→ Problem to work on
Make an exact copy of the lines below.

→ Given data
————

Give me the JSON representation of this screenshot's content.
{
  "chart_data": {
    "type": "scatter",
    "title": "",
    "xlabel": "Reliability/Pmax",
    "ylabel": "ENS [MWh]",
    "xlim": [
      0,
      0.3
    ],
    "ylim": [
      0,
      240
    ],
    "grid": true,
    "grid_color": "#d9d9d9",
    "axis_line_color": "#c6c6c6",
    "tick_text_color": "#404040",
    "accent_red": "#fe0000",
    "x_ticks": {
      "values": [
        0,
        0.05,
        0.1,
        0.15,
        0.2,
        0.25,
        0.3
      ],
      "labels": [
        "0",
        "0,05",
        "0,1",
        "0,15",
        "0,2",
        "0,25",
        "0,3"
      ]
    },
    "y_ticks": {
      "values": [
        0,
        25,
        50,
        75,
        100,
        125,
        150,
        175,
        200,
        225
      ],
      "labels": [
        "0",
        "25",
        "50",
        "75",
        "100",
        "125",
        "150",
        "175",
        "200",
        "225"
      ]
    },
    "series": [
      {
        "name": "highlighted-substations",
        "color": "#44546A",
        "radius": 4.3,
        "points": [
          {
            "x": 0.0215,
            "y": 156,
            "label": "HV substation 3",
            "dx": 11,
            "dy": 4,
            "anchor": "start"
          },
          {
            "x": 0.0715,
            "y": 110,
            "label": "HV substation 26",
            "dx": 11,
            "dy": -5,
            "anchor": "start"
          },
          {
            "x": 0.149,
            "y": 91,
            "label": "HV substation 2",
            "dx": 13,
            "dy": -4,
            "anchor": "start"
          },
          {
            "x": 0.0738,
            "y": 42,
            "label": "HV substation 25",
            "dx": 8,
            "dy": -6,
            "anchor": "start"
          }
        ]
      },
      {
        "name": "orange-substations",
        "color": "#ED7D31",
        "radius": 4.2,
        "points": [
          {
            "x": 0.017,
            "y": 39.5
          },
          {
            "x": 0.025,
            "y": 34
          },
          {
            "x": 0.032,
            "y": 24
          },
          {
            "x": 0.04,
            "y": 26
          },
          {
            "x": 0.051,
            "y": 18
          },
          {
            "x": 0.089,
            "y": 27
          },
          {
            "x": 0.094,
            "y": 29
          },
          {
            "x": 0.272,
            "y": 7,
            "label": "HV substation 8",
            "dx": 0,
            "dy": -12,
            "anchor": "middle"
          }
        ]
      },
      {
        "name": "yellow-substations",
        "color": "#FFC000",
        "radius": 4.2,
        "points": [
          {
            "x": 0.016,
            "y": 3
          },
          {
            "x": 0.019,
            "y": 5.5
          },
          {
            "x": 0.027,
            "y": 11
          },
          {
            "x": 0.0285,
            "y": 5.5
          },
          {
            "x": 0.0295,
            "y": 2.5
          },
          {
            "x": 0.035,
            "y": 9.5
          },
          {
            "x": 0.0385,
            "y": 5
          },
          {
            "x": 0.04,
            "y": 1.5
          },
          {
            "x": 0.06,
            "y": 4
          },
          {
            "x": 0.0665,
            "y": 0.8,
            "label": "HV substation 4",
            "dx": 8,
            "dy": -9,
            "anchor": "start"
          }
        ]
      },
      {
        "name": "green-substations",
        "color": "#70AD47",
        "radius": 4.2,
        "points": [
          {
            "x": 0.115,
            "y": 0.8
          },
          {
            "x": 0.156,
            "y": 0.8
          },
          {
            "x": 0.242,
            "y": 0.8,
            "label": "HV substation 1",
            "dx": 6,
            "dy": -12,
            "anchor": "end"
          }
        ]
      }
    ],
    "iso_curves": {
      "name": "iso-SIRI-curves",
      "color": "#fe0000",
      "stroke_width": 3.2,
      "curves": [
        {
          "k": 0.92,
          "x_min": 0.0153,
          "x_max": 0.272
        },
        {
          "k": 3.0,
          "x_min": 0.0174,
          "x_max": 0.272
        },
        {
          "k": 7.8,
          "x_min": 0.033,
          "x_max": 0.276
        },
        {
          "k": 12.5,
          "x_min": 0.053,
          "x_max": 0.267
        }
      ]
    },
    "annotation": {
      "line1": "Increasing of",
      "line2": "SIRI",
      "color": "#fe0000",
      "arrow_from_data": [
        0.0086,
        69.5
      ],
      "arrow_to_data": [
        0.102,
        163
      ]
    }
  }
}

————

→ Correct output
Give me the JSON representation of this screenshot's content.
{
  "chart_data": {
    "type": "scatter",
    "title": "",
    "xlabel": "Reliability/Pmax",
    "ylabel": "ENS [MWh]",
    "xlim": [
      0,
      0.3
    ],
    "ylim": [
      0,
      240
    ],
    "grid": true,
    "grid_color": "#d9d9d9",
    "axis_line_color": "#c6c6c6",
    "tick_text_color": "#404040",
    "accent_red": "#fe0000",
    "x_ticks": {
      "values": [
        0,
        0.05,
        0.1,
        0.15,
        0.2,
        0.25,
        0.3
      ],
      "labels": [
        "0",
        "0,05",
        "0,1",
        "0,15",
        "0,2",
        "0,25",
        "0,3"
      ]
    },
    "y_ticks": {
      "values": [
        0,
        25,
        50,
        75,
        100,
        125,
        150,
        175,
        200,
        225
      ],
      "labels": [
        "0",
        "25",
        "50",
        "75",
        "100",
        "125",
        "150",
        "175",
        "200",
        "225"
      ]
    },
    "series": [
      {
        "name": "highlighted-substations",
        "color": "#44546A",
        "radius": 4.3,
        "points": [
          {
            "x": 0.0215,
            "y": 156,
            "label": "HV substation 3",
            "dx": 11,
            "dy": 4,
            "anchor": "start"
          },
          {
            "x": 0.0715,
            "y": 110,
            "label": "HV substation 26",
            "dx": 11,
            "dy": -5,
            "anchor": "start"
          },
          {
            "x": 0.149,
            "y": 91,
            "label": "HV substation 2",
            "dx": 13,
            "dy": -4,
            "anchor": "start"
          },
          {
            "x": 0.0738,
            "y": 42,
            "label": "HV substation 25",
            "dx": 8,
            "dy": -6,
            "anchor": "start"
          }
        ]
      },
      {
        "name": "orange-substations",
        "color": "#ED7D31",
        "radius": 4.2,
        "points": [
          {
            "x": 0.017,
            "y": 39.5
          },
          {
            "x": 0.025,
            "y": 34
          },
          {
            "x": 0.032,
            "y": 24
          },
          {
            "x": 0.04,
            "y": 26
          },
          {
            "x": 0.051,
            "y": 18
          },
          {
            "x": 0.089,
            "y": 27
          },
          {
            "x": 0.094,
            "y": 29
          },
          {
            "x": 0.272,
            "y": 7,
            "label": "HV substation 8",
            "dx": 0,
            "dy": -12,
            "anchor": "middle"
          }
        ]
      },
      {
        "name": "yellow-substations",
        "color": "#FFC000",
        "radius": 4.2,
        "points": [
          {
            "x": 0.016,
            "y": 3
          },
          {
            "x": 0.019,
            "y": 5.5
          },
          {
            "x": 0.027,
            "y": 11
          },
          {
            "x": 0.0285,
            "y": 5.5
          },
          {
            "x": 0.0295,
            "y": 2.5
          },
          {
            "x": 0.035,
            "y": 9.5
          },
          {
            "x": 0.0385,
            "y": 5
          },
          {
            "x": 0.04,
            "y": 1.5
          },
          {
            "x": 0.06,
            "y": 4
          },
          {
            "x": 0.0665,
            "y": 0.8,
            "label": "HV substation 4",
            "dx": 8,
            "dy": -9,
            "anchor": "start"
          }
        ]
      },
      {
        "name": "green-substations",
        "color": "#70AD47",
        "radius": 4.2,
        "points": [
          {
            "x": 0.115,
            "y": 0.8
          },
          {
            "x": 0.156,
            "y": 0.8
          },
          {
            "x": 0.242,
            "y": 0.8,
            "label": "HV substation 1",
            "dx": 6,
            "dy": -12,
            "anchor": "end"
          }
        ]
      }
    ],
    "iso_curves": {
      "name": "iso-SIRI-curves",
      "color": "#fe0000",
      "stroke_width": 3.2,
      "curves": [
        {
          "k": 0.92,
          "x_min": 0.0153,
          "x_max": 0.272
        },
        {
          "k": 3.0,
          "x_min": 0.0174,
          "x_max": 0.272
        },
        {
          "k": 7.8,
          "x_min": 0.033,
          "x_max": 0.276
        },
        {
          "k": 12.5,
          "x_min": 0.053,
          "x_max": 0.267
        }
      ]
    },
    "annotation": {
      "line1": "Increasing of",
      "line2": "SIRI",
      "color": "#fe0000",
      "arrow_from_data": [
        0.0086,
        69.5
      ],
      "arrow_to_data": [
        0.102,
        163
      ]
    }
  }
}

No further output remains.